— BEGIN Provided material —

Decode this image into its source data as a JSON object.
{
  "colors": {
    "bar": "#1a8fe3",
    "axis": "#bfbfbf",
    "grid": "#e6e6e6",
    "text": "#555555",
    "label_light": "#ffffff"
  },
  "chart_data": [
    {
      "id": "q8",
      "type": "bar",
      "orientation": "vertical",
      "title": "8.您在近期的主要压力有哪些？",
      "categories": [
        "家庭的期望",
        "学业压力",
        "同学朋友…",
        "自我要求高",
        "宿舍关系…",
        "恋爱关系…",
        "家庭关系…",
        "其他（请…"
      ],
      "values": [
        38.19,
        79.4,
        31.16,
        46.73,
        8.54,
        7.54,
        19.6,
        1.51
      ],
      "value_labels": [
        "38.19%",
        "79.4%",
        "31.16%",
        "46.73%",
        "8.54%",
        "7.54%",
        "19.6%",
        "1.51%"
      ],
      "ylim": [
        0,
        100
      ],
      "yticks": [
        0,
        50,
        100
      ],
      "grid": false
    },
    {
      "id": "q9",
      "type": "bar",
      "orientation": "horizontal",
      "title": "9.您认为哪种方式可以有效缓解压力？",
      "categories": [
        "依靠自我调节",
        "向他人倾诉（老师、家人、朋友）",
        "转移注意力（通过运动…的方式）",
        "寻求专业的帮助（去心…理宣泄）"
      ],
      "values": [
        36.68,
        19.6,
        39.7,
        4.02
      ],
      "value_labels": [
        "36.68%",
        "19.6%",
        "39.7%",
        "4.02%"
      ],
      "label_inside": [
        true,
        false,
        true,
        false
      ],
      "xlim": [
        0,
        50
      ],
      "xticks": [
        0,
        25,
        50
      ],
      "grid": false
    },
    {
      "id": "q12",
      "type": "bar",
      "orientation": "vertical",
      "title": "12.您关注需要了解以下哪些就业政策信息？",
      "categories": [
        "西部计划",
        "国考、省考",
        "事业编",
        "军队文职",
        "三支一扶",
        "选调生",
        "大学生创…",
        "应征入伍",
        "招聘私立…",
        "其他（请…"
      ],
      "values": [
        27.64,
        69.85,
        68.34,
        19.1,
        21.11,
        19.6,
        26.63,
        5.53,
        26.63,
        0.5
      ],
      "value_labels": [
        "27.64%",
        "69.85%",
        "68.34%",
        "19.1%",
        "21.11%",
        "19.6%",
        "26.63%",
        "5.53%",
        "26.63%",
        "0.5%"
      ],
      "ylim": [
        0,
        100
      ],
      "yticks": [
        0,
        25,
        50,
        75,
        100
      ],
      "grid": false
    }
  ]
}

— END Provided material —
— BEGIN Provided material —

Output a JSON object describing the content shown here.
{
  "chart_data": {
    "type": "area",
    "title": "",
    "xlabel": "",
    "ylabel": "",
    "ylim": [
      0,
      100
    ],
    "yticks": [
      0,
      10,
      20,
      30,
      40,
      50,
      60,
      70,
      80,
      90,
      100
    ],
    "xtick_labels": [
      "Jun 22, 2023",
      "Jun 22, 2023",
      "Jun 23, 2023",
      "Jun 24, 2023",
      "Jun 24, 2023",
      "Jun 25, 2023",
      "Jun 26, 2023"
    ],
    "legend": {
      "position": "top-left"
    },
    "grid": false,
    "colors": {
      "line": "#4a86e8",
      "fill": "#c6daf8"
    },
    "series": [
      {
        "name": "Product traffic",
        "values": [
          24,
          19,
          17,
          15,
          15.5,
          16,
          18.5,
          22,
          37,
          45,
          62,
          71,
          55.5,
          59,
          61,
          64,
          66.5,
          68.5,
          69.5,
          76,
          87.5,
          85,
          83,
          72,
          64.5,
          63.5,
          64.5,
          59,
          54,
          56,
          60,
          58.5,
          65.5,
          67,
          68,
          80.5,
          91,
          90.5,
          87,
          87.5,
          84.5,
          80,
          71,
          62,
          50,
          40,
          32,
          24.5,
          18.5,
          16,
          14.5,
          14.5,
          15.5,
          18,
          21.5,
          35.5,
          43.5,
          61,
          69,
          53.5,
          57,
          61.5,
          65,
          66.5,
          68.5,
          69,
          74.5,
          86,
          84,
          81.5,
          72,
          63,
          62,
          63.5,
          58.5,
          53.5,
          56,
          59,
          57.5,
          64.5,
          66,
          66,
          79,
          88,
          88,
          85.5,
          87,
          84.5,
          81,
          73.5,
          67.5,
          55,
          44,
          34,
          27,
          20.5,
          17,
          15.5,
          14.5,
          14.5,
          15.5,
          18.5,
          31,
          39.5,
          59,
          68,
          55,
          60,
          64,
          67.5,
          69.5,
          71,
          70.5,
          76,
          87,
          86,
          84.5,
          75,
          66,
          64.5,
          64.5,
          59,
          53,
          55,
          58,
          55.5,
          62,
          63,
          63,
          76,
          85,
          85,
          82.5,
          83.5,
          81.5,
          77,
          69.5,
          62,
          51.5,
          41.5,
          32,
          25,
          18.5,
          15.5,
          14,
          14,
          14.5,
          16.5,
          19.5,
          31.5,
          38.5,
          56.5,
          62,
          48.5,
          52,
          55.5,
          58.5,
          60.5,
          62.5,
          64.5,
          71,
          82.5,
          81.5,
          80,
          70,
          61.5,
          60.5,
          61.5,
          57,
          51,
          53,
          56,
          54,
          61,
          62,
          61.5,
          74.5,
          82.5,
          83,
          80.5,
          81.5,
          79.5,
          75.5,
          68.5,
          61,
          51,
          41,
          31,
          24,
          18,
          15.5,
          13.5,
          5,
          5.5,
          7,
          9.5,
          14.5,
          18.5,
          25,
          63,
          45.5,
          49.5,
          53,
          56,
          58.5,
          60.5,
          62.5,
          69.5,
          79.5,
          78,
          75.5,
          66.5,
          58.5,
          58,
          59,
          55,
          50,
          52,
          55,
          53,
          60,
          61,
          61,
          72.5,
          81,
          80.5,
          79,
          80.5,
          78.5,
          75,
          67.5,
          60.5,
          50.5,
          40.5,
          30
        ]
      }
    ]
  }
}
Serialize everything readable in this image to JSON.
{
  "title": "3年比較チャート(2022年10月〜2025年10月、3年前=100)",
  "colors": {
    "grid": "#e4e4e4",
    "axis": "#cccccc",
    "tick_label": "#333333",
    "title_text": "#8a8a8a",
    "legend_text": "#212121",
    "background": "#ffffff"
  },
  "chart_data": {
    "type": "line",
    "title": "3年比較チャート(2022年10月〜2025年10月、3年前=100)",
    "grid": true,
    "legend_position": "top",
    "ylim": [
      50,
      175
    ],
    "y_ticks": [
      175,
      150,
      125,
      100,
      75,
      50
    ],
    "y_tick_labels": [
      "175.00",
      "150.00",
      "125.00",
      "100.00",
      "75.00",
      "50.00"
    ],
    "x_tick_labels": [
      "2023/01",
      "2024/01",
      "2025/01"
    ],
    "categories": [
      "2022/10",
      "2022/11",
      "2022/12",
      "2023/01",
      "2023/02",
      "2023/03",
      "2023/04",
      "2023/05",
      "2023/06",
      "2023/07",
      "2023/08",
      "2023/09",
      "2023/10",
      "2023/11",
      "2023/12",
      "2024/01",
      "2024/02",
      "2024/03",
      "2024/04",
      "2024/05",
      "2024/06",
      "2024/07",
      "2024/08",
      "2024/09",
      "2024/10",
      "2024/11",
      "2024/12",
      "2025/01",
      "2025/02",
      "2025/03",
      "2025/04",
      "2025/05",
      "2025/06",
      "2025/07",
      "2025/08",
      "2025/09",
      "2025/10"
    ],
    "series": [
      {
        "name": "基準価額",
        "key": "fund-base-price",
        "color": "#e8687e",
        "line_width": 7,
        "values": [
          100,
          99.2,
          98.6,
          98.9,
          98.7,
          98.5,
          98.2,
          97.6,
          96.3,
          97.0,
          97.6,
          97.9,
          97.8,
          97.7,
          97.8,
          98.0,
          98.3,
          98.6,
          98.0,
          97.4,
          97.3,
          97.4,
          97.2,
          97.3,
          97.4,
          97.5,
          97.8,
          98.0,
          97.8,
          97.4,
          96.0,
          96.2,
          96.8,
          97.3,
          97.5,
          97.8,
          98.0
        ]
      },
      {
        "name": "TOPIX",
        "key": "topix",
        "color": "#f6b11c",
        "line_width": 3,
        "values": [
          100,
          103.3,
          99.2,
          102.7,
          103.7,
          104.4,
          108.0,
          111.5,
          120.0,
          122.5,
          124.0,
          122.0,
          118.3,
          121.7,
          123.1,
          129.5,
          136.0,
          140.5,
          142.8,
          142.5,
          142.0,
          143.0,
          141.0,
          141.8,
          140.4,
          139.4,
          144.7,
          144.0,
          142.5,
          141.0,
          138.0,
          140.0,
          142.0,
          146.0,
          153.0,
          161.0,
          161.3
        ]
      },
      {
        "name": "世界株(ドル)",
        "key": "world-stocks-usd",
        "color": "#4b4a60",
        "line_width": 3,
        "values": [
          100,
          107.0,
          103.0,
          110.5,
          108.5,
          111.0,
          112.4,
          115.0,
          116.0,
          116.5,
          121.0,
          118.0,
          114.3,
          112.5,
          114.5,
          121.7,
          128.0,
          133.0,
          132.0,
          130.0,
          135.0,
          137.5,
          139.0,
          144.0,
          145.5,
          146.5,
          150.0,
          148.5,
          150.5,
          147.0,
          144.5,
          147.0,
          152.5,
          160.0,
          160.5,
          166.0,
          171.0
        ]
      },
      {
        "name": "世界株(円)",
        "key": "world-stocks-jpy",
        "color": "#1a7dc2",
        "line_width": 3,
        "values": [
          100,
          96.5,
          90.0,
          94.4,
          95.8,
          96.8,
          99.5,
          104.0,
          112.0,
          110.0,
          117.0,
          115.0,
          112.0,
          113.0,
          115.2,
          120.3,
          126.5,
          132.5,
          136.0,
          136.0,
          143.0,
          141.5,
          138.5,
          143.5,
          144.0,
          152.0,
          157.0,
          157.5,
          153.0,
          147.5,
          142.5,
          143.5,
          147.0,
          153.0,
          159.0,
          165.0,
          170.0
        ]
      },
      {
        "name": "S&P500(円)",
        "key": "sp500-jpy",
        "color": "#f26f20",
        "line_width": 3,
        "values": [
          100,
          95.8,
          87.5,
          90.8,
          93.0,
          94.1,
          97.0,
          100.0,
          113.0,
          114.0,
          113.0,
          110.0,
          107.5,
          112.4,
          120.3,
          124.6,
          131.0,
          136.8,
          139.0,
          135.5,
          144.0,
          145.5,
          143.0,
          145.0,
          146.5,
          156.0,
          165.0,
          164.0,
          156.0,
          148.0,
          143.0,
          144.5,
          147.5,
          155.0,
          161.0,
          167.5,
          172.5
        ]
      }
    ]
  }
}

— END Provided material —

**What is asked**
Where a line in the entries holds the word "object", copy that line.

**Completed exercise**
Decode this image into its source data as a JSON object.
Output a JSON object describing the content shown here.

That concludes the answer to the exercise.